— Start of EXCERPTED DATA —

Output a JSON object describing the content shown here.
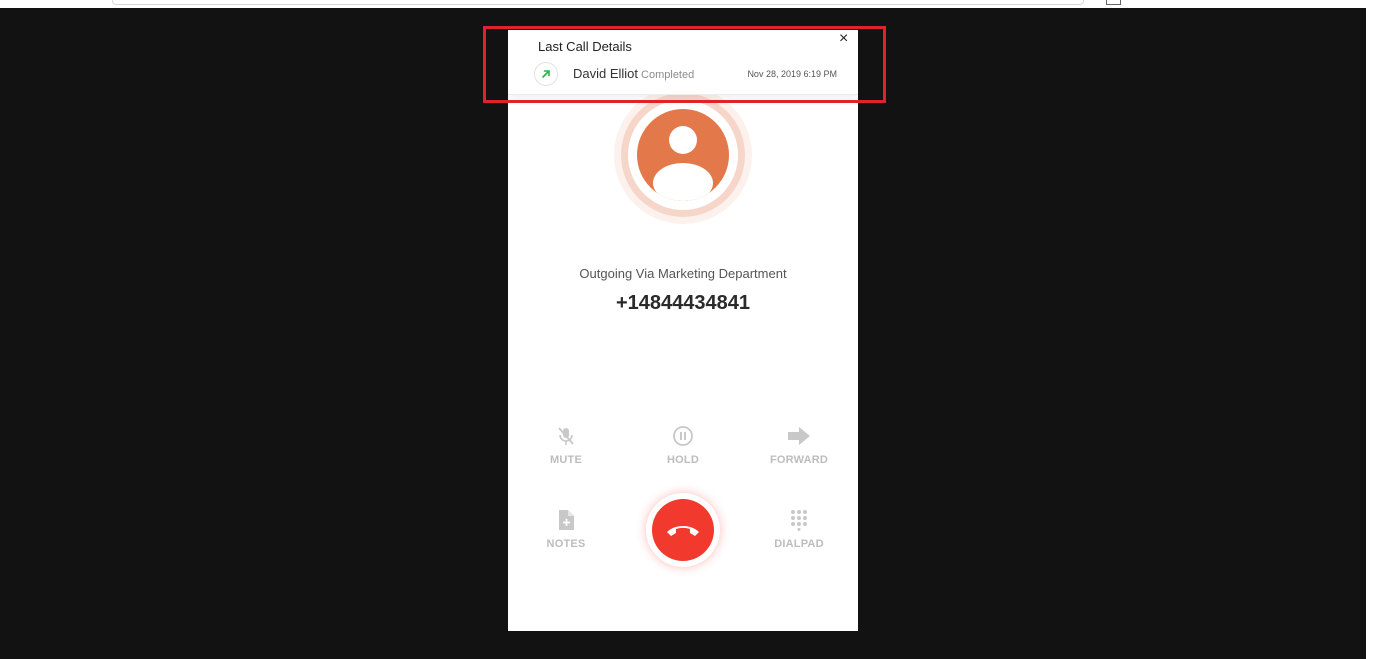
{
  "last_call": {
    "title": "Last Call Details",
    "close_glyph": "×",
    "contact_name": "David Elliot",
    "status": "Completed",
    "datetime": "Nov 28, 2019 6:19 PM",
    "direction_icon": "outgoing-arrow-icon"
  },
  "call": {
    "via_text": "Outgoing Via Marketing Department",
    "phone_number": "+14844434841"
  },
  "controls": {
    "mute": "MUTE",
    "hold": "HOLD",
    "forward": "FORWARD",
    "notes": "NOTES",
    "dialpad": "DIALPAD"
  },
  "colors": {
    "avatar": "#e3784a",
    "end_call": "#f2392d",
    "highlight": "#e0232a",
    "outgoing_arrow": "#2bb34a"
  }
}
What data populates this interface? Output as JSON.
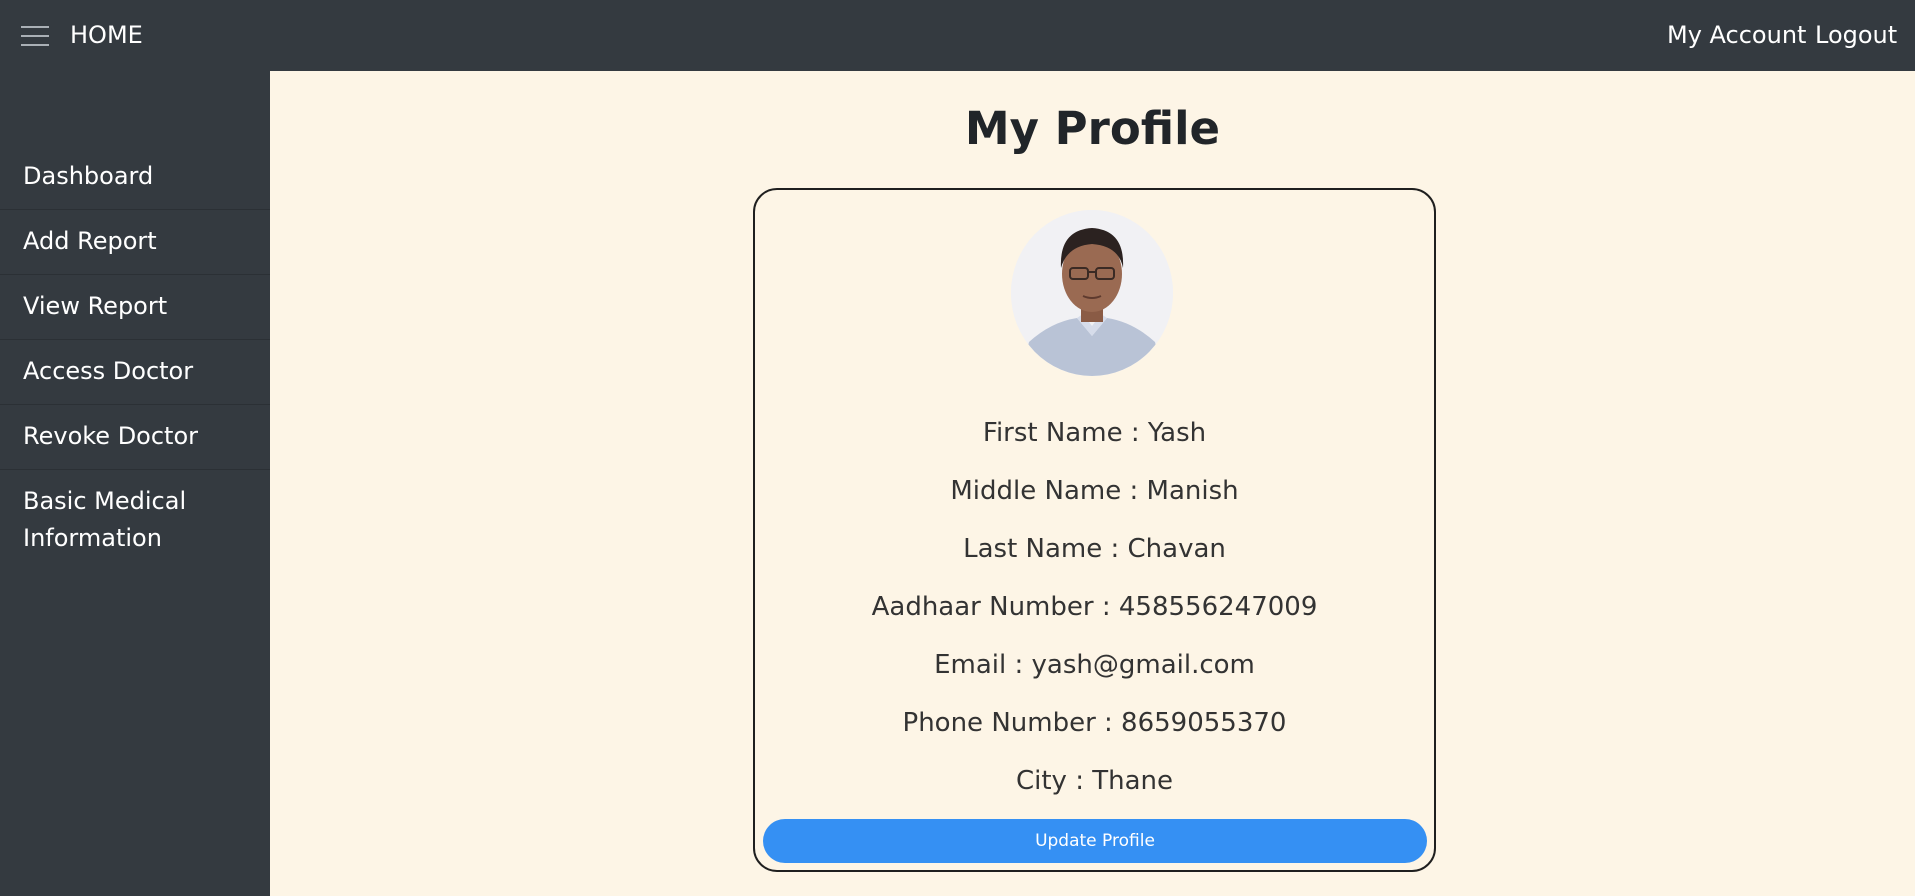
{
  "topbar": {
    "menu_icon": "hamburger-menu-icon",
    "brand": "HOME",
    "links": [
      {
        "label": "My Account"
      },
      {
        "label": "Logout"
      }
    ],
    "background": "#343a40"
  },
  "sidebar": {
    "items": [
      {
        "label": "Dashboard"
      },
      {
        "label": "Add Report"
      },
      {
        "label": "View Report"
      },
      {
        "label": "Access Doctor"
      },
      {
        "label": "Revoke Doctor"
      },
      {
        "label": "Basic Medical Information"
      }
    ]
  },
  "main": {
    "title": "My Profile",
    "background": "#fdf5e6",
    "profile": {
      "avatar_icon": "user-photo-avatar",
      "fields": [
        {
          "text": "First Name : Yash"
        },
        {
          "text": "Middle Name : Manish"
        },
        {
          "text": "Last Name : Chavan"
        },
        {
          "text": "Aadhaar Number : 458556247009"
        },
        {
          "text": "Email : yash@gmail.com"
        },
        {
          "text": "Phone Number : 8659055370"
        },
        {
          "text": "City : Thane"
        }
      ],
      "update_button": "Update Profile",
      "button_color": "#3590f3"
    }
  }
}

— End of EXCERPTED DATA —

→ PROBLEM
Find the lines above that include the string "Output" and copy them.

→ EXERCISE RESPONSE
Output a JSON object describing the content shown here.
What data populates this interface? Output as JSON.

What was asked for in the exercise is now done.